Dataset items
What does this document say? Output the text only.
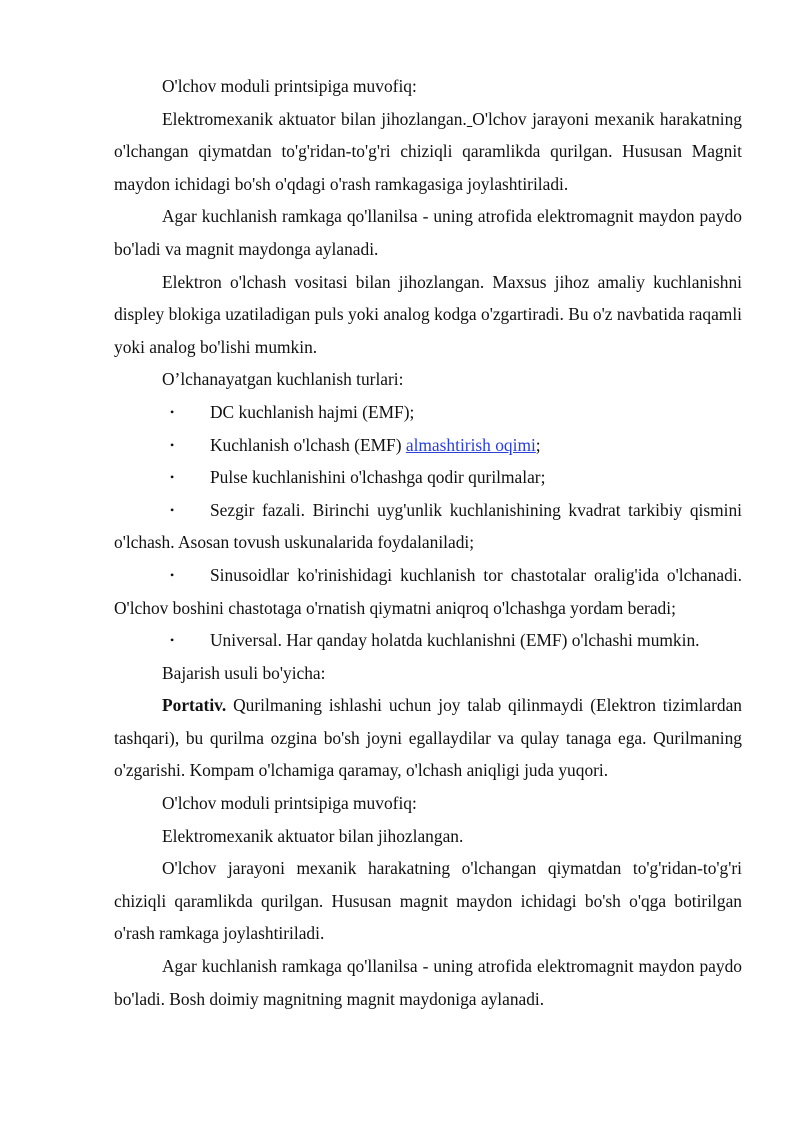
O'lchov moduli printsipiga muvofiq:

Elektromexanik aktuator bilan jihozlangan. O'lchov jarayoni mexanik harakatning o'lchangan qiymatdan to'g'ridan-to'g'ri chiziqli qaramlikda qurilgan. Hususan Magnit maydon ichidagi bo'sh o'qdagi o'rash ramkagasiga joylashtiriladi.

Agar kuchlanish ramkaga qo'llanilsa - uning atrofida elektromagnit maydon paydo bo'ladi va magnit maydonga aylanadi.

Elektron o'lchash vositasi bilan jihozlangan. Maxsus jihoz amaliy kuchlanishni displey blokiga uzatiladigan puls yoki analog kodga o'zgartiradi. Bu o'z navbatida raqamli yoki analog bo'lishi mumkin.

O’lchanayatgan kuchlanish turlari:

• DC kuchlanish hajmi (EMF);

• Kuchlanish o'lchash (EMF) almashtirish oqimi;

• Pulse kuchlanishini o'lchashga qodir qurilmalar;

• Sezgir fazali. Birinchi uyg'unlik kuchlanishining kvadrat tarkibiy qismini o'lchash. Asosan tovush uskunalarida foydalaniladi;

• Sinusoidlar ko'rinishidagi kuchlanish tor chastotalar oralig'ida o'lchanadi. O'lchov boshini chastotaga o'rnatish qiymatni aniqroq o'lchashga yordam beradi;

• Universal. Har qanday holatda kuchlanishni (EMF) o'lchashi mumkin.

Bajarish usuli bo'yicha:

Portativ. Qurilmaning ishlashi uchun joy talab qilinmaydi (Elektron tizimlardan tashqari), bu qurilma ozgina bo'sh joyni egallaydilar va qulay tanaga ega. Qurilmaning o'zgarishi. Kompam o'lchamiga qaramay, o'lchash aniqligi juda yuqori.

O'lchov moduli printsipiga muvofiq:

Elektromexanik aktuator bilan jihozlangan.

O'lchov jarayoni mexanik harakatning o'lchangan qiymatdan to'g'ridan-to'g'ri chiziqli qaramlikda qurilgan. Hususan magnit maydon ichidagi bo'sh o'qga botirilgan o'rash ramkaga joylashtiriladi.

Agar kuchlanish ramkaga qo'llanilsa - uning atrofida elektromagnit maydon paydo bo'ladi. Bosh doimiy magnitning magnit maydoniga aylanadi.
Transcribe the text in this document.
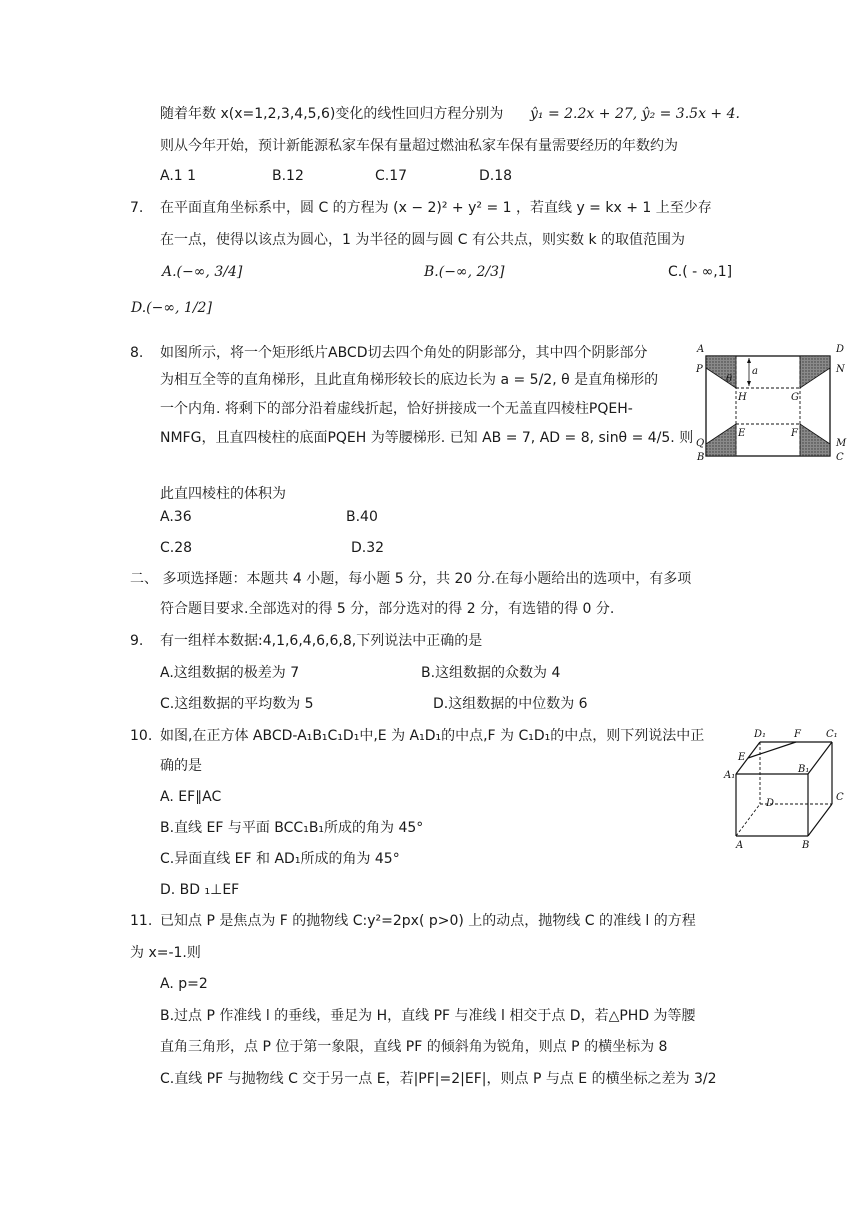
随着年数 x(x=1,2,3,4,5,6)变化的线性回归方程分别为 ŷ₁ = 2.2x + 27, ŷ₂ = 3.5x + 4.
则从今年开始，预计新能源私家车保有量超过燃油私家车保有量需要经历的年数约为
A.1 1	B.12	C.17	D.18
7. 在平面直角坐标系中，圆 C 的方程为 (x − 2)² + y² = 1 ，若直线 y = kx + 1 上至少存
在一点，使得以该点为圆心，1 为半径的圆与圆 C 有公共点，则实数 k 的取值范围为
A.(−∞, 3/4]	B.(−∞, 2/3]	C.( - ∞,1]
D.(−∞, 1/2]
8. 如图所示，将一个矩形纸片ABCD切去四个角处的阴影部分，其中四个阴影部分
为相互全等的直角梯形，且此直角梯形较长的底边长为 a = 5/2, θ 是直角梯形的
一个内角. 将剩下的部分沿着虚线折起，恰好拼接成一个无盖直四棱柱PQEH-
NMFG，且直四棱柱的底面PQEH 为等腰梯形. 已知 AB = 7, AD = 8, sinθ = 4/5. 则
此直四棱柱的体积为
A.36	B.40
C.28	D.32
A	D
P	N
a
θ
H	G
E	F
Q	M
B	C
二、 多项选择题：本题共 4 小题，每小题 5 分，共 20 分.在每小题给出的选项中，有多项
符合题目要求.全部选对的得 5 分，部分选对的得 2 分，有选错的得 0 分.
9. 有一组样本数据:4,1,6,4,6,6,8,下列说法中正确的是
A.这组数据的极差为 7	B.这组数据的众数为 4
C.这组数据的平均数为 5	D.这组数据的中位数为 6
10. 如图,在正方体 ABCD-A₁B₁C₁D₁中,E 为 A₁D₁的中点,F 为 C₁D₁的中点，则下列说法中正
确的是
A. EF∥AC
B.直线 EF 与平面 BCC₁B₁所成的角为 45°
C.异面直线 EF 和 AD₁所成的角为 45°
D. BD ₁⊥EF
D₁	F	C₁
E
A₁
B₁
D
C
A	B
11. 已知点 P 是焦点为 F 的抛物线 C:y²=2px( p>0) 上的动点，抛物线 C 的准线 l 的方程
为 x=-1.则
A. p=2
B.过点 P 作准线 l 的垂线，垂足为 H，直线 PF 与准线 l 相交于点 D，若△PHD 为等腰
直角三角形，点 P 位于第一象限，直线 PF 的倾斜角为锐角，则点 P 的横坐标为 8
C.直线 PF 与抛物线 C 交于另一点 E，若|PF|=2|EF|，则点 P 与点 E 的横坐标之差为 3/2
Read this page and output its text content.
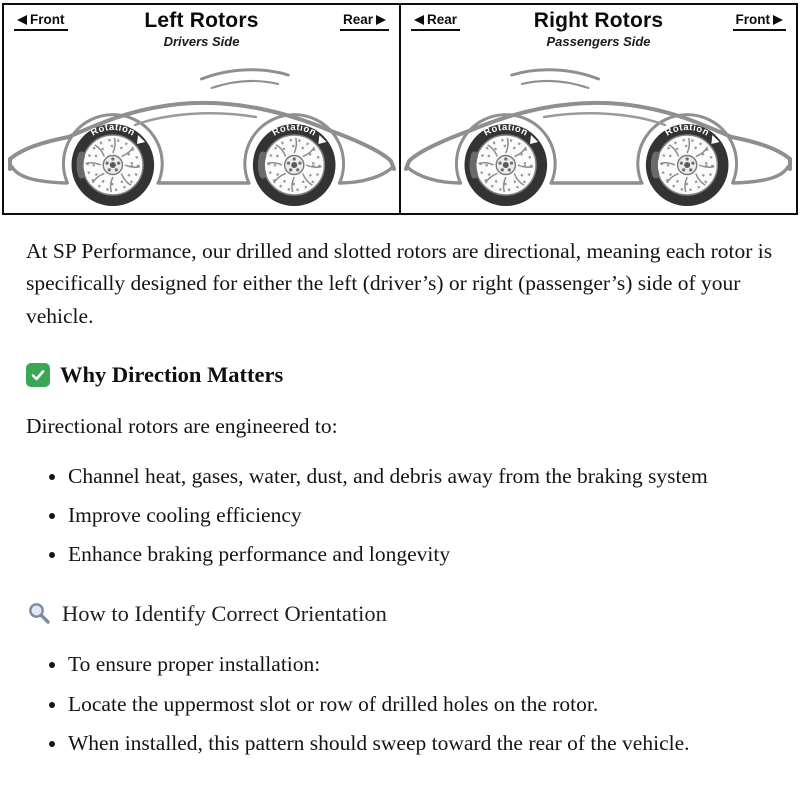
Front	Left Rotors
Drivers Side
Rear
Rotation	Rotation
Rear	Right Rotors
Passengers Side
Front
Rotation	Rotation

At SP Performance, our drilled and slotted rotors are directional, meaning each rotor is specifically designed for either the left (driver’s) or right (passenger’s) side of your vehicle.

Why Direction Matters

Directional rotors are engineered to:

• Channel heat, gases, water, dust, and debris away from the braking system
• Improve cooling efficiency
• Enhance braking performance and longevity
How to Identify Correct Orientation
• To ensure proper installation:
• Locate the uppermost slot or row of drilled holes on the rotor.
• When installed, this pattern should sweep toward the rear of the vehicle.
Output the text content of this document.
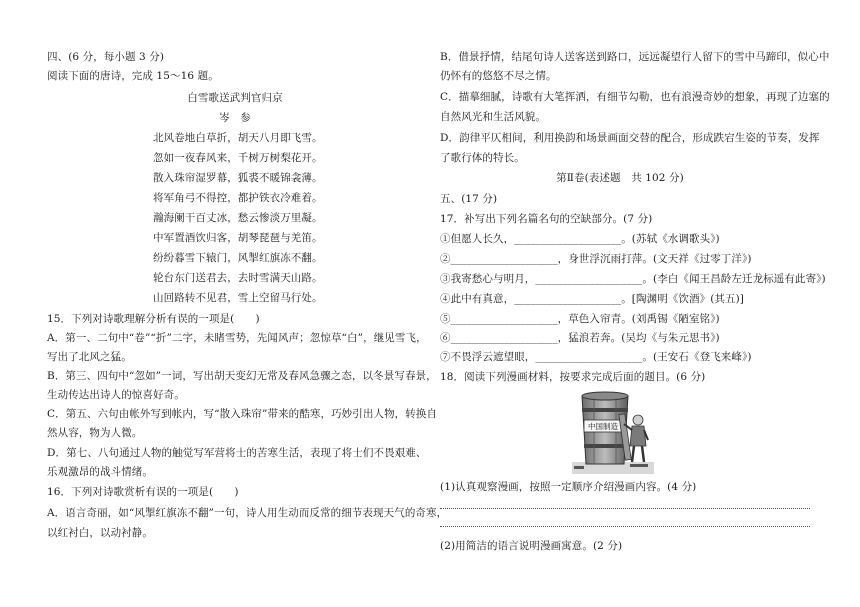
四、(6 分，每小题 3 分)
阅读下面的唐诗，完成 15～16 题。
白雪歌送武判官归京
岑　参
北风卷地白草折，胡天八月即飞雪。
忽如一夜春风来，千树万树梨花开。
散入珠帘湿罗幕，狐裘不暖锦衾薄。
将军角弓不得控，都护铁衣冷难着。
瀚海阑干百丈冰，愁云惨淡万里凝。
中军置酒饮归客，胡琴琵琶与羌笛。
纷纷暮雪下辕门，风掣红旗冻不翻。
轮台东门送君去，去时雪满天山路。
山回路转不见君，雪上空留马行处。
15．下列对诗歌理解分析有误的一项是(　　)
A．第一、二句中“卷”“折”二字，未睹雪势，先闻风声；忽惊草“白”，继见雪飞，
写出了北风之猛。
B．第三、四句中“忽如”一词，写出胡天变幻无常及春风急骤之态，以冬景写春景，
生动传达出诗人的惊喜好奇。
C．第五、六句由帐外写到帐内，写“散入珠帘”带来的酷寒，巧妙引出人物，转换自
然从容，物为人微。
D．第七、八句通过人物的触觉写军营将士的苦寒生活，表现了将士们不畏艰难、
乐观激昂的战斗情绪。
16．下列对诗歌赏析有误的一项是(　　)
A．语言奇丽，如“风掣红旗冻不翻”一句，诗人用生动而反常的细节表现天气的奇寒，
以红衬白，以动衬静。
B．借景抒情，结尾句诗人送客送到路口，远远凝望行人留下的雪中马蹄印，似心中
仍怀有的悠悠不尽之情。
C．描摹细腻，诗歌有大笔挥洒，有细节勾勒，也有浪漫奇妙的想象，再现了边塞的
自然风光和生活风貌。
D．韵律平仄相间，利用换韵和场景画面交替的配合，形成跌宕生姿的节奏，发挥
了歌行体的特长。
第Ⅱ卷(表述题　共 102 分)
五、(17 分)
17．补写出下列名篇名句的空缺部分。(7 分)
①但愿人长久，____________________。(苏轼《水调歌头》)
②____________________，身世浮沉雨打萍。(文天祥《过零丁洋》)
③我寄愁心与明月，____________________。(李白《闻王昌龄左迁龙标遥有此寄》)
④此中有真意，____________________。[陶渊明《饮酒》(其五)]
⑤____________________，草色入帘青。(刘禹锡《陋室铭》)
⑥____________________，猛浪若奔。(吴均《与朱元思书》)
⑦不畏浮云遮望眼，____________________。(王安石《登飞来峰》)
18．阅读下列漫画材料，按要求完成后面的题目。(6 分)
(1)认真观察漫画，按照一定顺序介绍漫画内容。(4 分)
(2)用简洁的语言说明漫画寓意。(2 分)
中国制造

[WORK REQUIRED] Pull out every line of the records that includes the string "kuchlanishni".

[SOLVED EXERCISE]
Elektron o'lchash vositasi bilan jihozlangan. Maxsus jihoz amaliy kuchlanishni displey blokiga uzatiladigan puls yoki analog kodga o'zgartiradi. Bu o'z navbatida raqamli yoki analog bo'lishi mumkin.
• Universal. Har qanday holatda kuchlanishni (EMF) o'lchashi mumkin.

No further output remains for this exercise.